>>>

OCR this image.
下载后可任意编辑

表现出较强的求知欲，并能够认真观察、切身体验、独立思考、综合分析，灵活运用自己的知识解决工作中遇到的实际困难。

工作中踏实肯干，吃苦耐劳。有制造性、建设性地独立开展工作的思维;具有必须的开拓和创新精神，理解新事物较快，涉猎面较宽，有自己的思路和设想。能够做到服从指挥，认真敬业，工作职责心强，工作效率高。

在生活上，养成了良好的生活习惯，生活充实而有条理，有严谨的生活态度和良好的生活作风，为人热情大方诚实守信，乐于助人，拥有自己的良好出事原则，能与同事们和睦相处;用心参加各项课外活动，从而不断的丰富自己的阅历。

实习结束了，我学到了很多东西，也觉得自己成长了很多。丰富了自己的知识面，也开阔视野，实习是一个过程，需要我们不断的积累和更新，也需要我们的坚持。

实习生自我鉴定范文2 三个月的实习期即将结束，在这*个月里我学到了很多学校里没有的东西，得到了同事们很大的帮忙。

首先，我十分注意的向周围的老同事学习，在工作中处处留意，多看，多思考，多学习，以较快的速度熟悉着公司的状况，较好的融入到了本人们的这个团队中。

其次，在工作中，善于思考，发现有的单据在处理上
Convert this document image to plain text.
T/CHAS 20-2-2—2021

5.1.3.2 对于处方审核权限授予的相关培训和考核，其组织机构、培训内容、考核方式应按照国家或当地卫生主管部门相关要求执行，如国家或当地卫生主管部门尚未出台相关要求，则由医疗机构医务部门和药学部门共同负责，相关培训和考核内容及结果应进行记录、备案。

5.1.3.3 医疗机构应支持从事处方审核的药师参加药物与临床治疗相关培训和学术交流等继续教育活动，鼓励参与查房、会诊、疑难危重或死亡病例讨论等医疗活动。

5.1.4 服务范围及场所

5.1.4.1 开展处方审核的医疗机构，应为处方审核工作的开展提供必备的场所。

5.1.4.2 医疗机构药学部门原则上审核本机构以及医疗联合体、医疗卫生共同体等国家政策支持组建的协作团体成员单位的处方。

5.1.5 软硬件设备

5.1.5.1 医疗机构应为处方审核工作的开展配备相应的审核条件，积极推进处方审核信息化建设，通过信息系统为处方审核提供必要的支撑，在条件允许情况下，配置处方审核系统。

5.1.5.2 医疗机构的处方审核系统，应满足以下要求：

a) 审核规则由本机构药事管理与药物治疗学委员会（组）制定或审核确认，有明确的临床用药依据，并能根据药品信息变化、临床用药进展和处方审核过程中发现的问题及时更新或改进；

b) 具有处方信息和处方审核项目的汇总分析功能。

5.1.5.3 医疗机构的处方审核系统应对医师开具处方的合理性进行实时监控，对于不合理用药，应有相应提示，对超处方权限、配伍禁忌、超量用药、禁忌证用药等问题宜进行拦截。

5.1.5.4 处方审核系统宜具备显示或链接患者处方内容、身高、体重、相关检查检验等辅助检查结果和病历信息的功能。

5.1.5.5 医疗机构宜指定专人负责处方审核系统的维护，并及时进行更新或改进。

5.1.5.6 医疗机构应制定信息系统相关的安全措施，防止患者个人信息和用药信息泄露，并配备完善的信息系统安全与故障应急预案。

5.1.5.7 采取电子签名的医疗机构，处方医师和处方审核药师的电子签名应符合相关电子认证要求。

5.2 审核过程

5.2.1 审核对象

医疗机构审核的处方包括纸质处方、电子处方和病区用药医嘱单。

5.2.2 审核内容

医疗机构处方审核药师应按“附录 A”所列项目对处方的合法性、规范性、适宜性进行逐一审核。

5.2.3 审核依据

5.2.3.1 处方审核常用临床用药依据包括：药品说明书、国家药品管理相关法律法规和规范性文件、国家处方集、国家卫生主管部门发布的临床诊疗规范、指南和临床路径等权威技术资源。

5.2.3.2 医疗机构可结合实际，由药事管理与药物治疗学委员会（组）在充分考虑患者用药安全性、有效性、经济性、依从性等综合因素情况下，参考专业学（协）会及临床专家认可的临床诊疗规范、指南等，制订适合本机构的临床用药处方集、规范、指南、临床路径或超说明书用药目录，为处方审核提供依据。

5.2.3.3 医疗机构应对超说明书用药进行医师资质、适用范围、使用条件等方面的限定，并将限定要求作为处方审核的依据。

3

<<<

## Task brief
Quote the data in full, keeping each word unchanged.

## Written answer
OCR this image.
下载后可任意编辑

表现出较强的求知欲，并能够认真观察、切身体验、独立思考、综合分析，灵活运用自己的知识解决工作中遇到的实际困难。

工作中踏实肯干，吃苦耐劳。有制造性、建设性地独立开展工作的思维;具有必须的开拓和创新精神，理解新事物较快，涉猎面较宽，有自己的思路和设想。能够做到服从指挥，认真敬业，工作职责心强，工作效率高。

在生活上，养成了良好的生活习惯，生活充实而有条理，有严谨的生活态度和良好的生活作风，为人热情大方诚实守信，乐于助人，拥有自己的良好出事原则，能与同事们和睦相处;用心参加各项课外活动，从而不断的丰富自己的阅历。

实习结束了，我学到了很多东西，也觉得自己成长了很多。丰富了自己的知识面，也开阔视野，实习是一个过程，需要我们不断的积累和更新，也需要我们的坚持。

实习生自我鉴定范文2 三个月的实习期即将结束，在这*个月里我学到了很多学校里没有的东西，得到了同事们很大的帮忙。

首先，我十分注意的向周围的老同事学习，在工作中处处留意，多看，多思考，多学习，以较快的速度熟悉着公司的状况，较好的融入到了本人们的这个团队中。

其次，在工作中，善于思考，发现有的单据在处理上
Convert this document image to plain text.
T/CHAS 20-2-2—2021

5.1.3.2 对于处方审核权限授予的相关培训和考核，其组织机构、培训内容、考核方式应按照国家或当地卫生主管部门相关要求执行，如国家或当地卫生主管部门尚未出台相关要求，则由医疗机构医务部门和药学部门共同负责，相关培训和考核内容及结果应进行记录、备案。

5.1.3.3 医疗机构应支持从事处方审核的药师参加药物与临床治疗相关培训和学术交流等继续教育活动，鼓励参与查房、会诊、疑难危重或死亡病例讨论等医疗活动。

5.1.4 服务范围及场所

5.1.4.1 开展处方审核的医疗机构，应为处方审核工作的开展提供必备的场所。

5.1.4.2 医疗机构药学部门原则上审核本机构以及医疗联合体、医疗卫生共同体等国家政策支持组建的协作团体成员单位的处方。

5.1.5 软硬件设备

5.1.5.1 医疗机构应为处方审核工作的开展配备相应的审核条件，积极推进处方审核信息化建设，通过信息系统为处方审核提供必要的支撑，在条件允许情况下，配置处方审核系统。

5.1.5.2 医疗机构的处方审核系统，应满足以下要求：

a) 审核规则由本机构药事管理与药物治疗学委员会（组）制定或审核确认，有明确的临床用药依据，并能根据药品信息变化、临床用药进展和处方审核过程中发现的问题及时更新或改进；

b) 具有处方信息和处方审核项目的汇总分析功能。

5.1.5.3 医疗机构的处方审核系统应对医师开具处方的合理性进行实时监控，对于不合理用药，应有相应提示，对超处方权限、配伍禁忌、超量用药、禁忌证用药等问题宜进行拦截。

5.1.5.4 处方审核系统宜具备显示或链接患者处方内容、身高、体重、相关检查检验等辅助检查结果和病历信息的功能。

5.1.5.5 医疗机构宜指定专人负责处方审核系统的维护，并及时进行更新或改进。

5.1.5.6 医疗机构应制定信息系统相关的安全措施，防止患者个人信息和用药信息泄露，并配备完善的信息系统安全与故障应急预案。

5.1.5.7 采取电子签名的医疗机构，处方医师和处方审核药师的电子签名应符合相关电子认证要求。

5.2 审核过程

5.2.1 审核对象

医疗机构审核的处方包括纸质处方、电子处方和病区用药医嘱单。

5.2.2 审核内容

医疗机构处方审核药师应按“附录 A”所列项目对处方的合法性、规范性、适宜性进行逐一审核。

5.2.3 审核依据

5.2.3.1 处方审核常用临床用药依据包括：药品说明书、国家药品管理相关法律法规和规范性文件、国家处方集、国家卫生主管部门发布的临床诊疗规范、指南和临床路径等权威技术资源。

5.2.3.2 医疗机构可结合实际，由药事管理与药物治疗学委员会（组）在充分考虑患者用药安全性、有效性、经济性、依从性等综合因素情况下，参考专业学（协）会及临床专家认可的临床诊疗规范、指南等，制订适合本机构的临床用药处方集、规范、指南、临床路径或超说明书用药目录，为处方审核提供依据。

5.2.3.3 医疗机构应对超说明书用药进行医师资质、适用范围、使用条件等方面的限定，并将限定要求作为处方审核的依据。

3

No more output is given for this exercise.